STATED PROBLEM: Report the number of lines in the entries below that include the word "above", and nothing else.

DATA SHOWN:
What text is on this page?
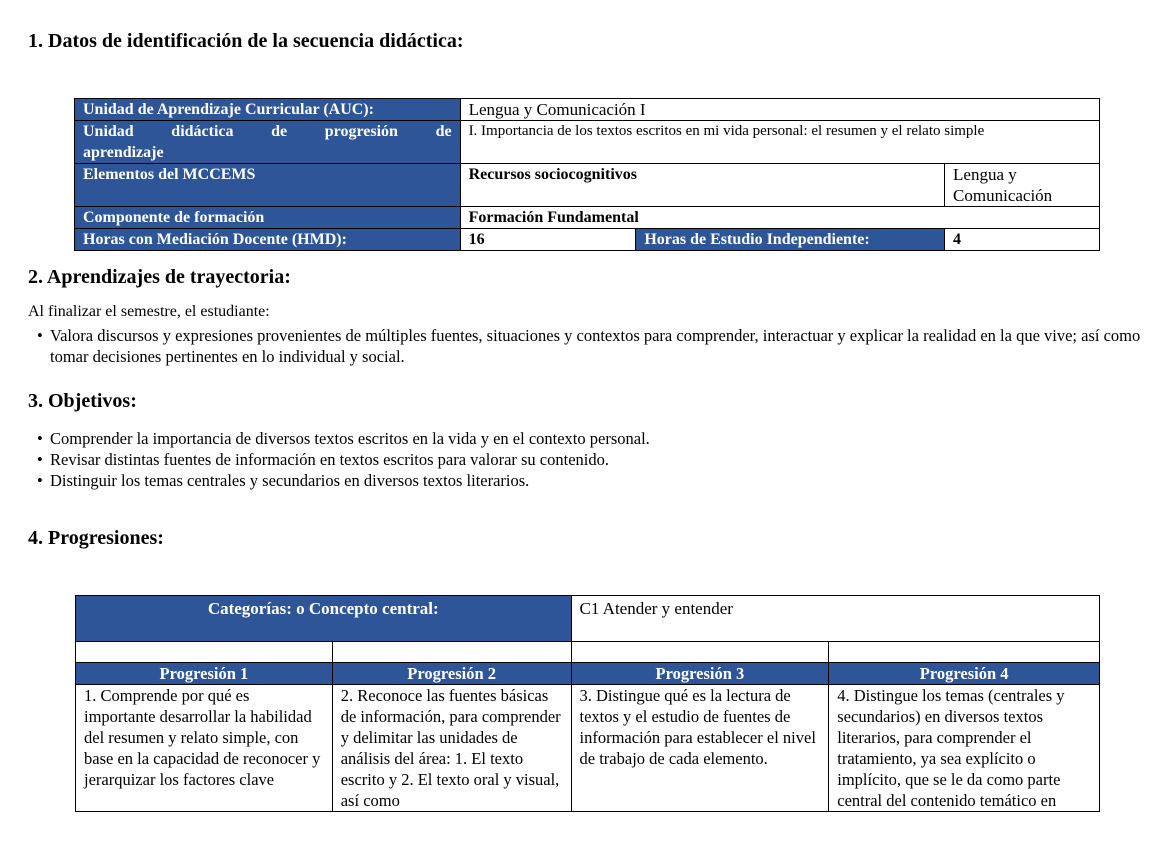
1. Datos de identificación de la secuencia didáctica:
Unidad de Aprendizaje Curricular (AUC):	Lengua y Comunicación I		

Unidad didáctica de progresión de
aprendizaje	I. Importancia de los textos escritos en mi vida personal: el resumen y el relato simple		
Elementos del MCCEMS	Recursos sociocognitivos		Lengua y Comunicación
Componente de formación	Formación Fundamental		
Horas con Mediación Docente (HMD):	16	Horas de Estudio Independiente:	4
2. Aprendizajes de trayectoria:
Al finalizar el semestre, el estudiante:
• Valora discursos y expresiones provenientes de múltiples fuentes, situaciones y contextos para comprender, interactuar y explicar la realidad en la que vive; así como tomar decisiones pertinentes en lo individual y social.
3. Objetivos:
• Comprender la importancia de diversos textos escritos en la vida y en el contexto personal.
• Revisar distintas fuentes de información en textos escritos para valorar su contenido.
• Distinguir los temas centrales y secundarios en diversos textos literarios.
4. Progresiones:
Categorías: o Concepto central:		C1 Atender y entender	

Progresión 1	Progresión 2	Progresión 3	Progresión 4
1. Comprende por qué es importante desarrollar la habilidad del resumen y relato simple, con base en la capacidad de reconocer y jerarquizar los factores clave	2. Reconoce las fuentes básicas de información, para comprender y delimitar las unidades de análisis del área: 1. El texto escrito y 2. El texto oral y visual, así como	3. Distingue qué es la lectura de textos y el estudio de fuentes de información para establecer el nivel de trabajo de cada elemento.	4. Distingue los temas (centrales y secundarios) en diversos textos literarios, para comprender el tratamiento, ya sea explícito o implícito, que se le da como parte central del contenido temático en
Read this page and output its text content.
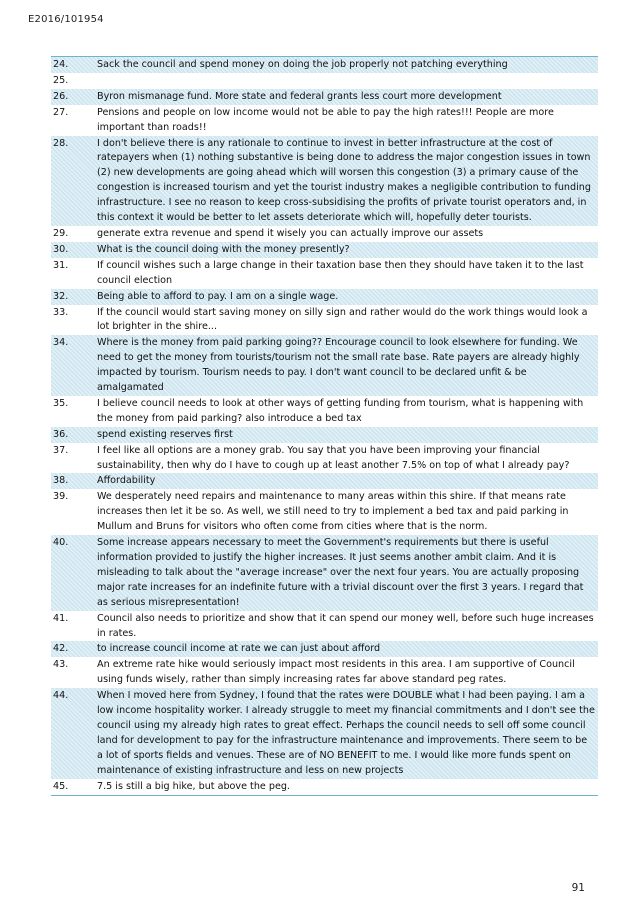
E2016/101954
24.	Sack the council and spend money on doing the job properly not patching everything
25.
26.	Byron mismanage fund. More state and federal grants less court more development
27.	Pensions and people on low income would not be able to pay the high rates!!! People are more important than roads!!
28.	I don't believe there is any rationale to continue to invest in better infrastructure at the cost of ratepayers when (1) nothing substantive is being done to address the major congestion issues in town (2) new developments are going ahead which will worsen this congestion (3) a primary cause of the congestion is increased tourism and yet the tourist industry makes a negligible contribution to funding infrastructure. I see no reason to keep cross-subsidising the profits of private tourist operators and, in this context it would be better to let assets deteriorate which will, hopefully deter tourists.
29.	generate extra revenue and spend it wisely you can actually improve our assets
30.	What is the council doing with the money presently?
31.	If council wishes such a large change in their taxation base then they should have taken it to the last council election
32.	Being able to afford to pay. I am on a single wage.
33.	If the council would start saving money on silly sign and rather would do the work things would look a lot brighter in the shire...
34.	Where is the money from paid parking going?? Encourage council to look elsewhere for funding. We need to get the money from tourists/tourism not the small rate base. Rate payers are already highly impacted by tourism. Tourism needs to pay. I don't want council to be declared unfit & be amalgamated
35.	I believe council needs to look at other ways of getting funding from tourism, what is happening with the money from paid parking? also introduce a bed tax
36.	spend existing reserves first
37.	I feel like all options are a money grab. You say that you have been improving your financial sustainability, then why do I have to cough up at least another 7.5% on top of what I already pay?
38.	Affordability
39.	We desperately need repairs and maintenance to many areas within this shire. If that means rate increases then let it be so. As well, we still need to try to implement a bed tax and paid parking in Mullum and Bruns for visitors who often come from cities where that is the norm.
40.	Some increase appears necessary to meet the Government's requirements but there is useful information provided to justify the higher increases. It just seems another ambit claim. And it is misleading to talk about the "average increase" over the next four years. You are actually proposing major rate increases for an indefinite future with a trivial discount over the first 3 years. I regard that as serious misrepresentation!
41.	Council also needs to prioritize and show that it can spend our money well, before such huge increases in rates.
42.	to increase council income at rate we can just about afford
43.	An extreme rate hike would seriously impact most residents in this area. I am supportive of Council using funds wisely, rather than simply increasing rates far above standard peg rates.
44.	When I moved here from Sydney, I found that the rates were DOUBLE what I had been paying. I am a low income hospitality worker. I already struggle to meet my financial commitments and I don't see the council using my already high rates to great effect. Perhaps the council needs to sell off some council land for development to pay for the infrastructure maintenance and improvements. There seem to be a lot of sports fields and venues. These are of NO BENEFIT to me. I would like more funds spent on maintenance of existing infrastructure and less on new projects
45.	7.5 is still a big hike, but above the peg.
91
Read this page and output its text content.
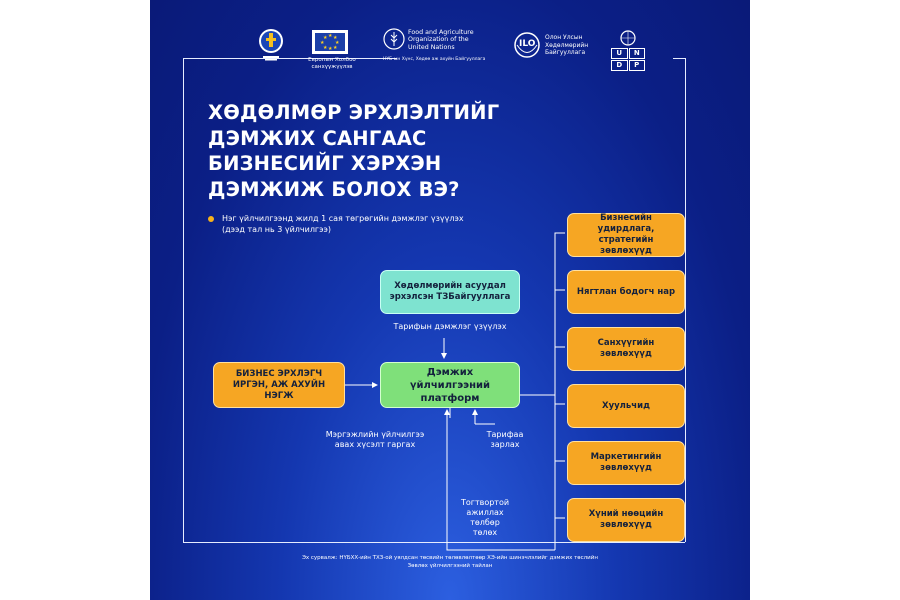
★ ★
★
★
★
★
★
★
Европын Холбоо санхүүжүүлэв
Food and Agriculture Organization of the United Nations
НҮБ-ын Хүнс, Хөдөө аж ахуйн Байгууллага
ILO
Олон Улсын Хөдөлмөрийн Байгууллага	U	N
D	P
ХӨДӨЛМӨР ЭРХЛЭЛТИЙГ
ДЭМЖИХ САНГААС
БИЗНЕСИЙГ ХЭРХЭН
ДЭМЖИЖ БОЛОХ ВЭ?
Нэг үйлчилгээнд жилд 1 сая төгрөгийн дэмжлэг үзүүлэх
(дээд тал нь 3 үйлчилгээ)
Хөдөлмөрийн асуудал эрхэлсэн ТЗБайгууллага
Дэмжих үйлчилгээний платформ
БИЗНЕС ЭРХЛЭГЧ ИРГЭН, АЖ АХУЙН НЭГЖ
Бизнесийн удирдлага, стратегийн зөвлөхүүд
Нягтлан бодогч нар
Санхүүгийн зөвлөхүүд
Хуульчид
Маркетингийн зөвлөхүүд
Хүний нөөцийн зөвлөхүүд
Тарифын дэмжлэг үзүүлэх
Мэргэжлийн үйлчилгээ
авах хүсэлт гаргах
Тарифаа
зарлах
Тогтвортой
ажиллах
төлбөр
төлөх
Эх сурвалж: НҮБХХ-ийн ТХЗ-ой уялдсан төсвийн төлөвлөлтөөр ХЭ-ийн шинэчлэлийг дэмжих төслийн
Зөвлөх үйлчилгээний тайлан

PROBLEM SOLUTION: 2